[Data entries]
********************

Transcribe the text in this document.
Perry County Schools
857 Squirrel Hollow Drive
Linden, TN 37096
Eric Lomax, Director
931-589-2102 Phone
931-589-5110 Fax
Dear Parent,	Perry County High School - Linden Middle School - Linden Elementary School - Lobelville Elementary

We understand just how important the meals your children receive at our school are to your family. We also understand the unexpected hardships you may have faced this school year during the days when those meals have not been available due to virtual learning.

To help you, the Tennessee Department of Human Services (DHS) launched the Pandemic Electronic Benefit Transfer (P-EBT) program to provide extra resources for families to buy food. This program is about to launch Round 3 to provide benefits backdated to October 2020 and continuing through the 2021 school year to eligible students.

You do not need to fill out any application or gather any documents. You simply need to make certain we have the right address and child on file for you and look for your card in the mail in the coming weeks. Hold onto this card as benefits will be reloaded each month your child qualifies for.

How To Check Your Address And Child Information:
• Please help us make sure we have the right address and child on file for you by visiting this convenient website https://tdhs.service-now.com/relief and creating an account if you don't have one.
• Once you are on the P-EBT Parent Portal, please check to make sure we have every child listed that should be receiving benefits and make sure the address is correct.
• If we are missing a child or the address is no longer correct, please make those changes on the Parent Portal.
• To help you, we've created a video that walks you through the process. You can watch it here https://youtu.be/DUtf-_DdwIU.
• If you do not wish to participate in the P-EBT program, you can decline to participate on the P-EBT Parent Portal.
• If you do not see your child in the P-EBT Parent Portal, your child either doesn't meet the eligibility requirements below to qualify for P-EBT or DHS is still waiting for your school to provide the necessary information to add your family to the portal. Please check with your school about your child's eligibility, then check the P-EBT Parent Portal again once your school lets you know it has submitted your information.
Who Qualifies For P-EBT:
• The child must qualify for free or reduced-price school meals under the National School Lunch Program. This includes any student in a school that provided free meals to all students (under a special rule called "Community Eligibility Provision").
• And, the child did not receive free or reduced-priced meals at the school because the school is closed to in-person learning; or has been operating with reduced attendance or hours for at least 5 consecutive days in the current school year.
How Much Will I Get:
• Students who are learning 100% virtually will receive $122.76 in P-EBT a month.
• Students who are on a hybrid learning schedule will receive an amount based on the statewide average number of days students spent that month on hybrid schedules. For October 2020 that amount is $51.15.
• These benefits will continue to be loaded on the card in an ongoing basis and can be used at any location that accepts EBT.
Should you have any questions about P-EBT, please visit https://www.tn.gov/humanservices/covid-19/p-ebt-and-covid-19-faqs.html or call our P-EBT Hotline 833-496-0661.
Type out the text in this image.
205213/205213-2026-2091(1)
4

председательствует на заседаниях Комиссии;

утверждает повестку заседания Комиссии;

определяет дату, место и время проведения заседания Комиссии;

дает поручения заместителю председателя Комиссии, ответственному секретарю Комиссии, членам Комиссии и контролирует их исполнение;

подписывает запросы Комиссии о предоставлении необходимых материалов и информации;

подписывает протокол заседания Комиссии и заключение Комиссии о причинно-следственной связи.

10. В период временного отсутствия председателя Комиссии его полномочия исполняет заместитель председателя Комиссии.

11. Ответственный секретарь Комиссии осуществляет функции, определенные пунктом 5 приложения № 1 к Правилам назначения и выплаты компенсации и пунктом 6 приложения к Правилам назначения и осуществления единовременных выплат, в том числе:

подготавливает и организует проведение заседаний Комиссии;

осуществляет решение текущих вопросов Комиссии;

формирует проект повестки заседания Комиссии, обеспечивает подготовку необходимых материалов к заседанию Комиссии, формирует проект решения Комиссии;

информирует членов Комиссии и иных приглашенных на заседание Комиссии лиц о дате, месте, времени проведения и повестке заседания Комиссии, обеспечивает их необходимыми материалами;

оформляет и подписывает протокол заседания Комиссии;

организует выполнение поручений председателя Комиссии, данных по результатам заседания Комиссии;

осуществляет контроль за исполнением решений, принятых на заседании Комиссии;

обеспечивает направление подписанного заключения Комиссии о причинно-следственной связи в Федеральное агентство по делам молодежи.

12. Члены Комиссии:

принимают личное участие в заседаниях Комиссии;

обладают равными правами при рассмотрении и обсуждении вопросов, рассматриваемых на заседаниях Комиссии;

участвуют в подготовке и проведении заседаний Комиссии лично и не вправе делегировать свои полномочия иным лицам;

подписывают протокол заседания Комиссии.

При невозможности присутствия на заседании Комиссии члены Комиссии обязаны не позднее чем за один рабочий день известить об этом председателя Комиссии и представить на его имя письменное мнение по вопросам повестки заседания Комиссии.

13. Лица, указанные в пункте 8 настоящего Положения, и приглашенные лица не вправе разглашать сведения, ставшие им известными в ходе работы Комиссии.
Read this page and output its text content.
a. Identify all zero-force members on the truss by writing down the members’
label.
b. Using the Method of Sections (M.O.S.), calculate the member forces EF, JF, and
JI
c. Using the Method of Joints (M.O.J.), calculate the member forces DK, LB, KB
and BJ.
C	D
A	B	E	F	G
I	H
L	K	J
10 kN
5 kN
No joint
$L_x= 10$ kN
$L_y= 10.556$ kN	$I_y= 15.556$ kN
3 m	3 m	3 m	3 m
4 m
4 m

********************

TASK -> Report back each line of the entries that holds the string "been".

THE OUTPUT ->
We understand just how important the meals your children receive at our school are to your family. We also understand the unexpected hardships you may have faced this school year during the days when those meals have not been available due to virtual learning.
• And, the child did not receive free or reduced-priced meals at the school because the school is closed to in-person learning; or has been operating with reduced attendance or hours for at least 5 consecutive days in the current school year.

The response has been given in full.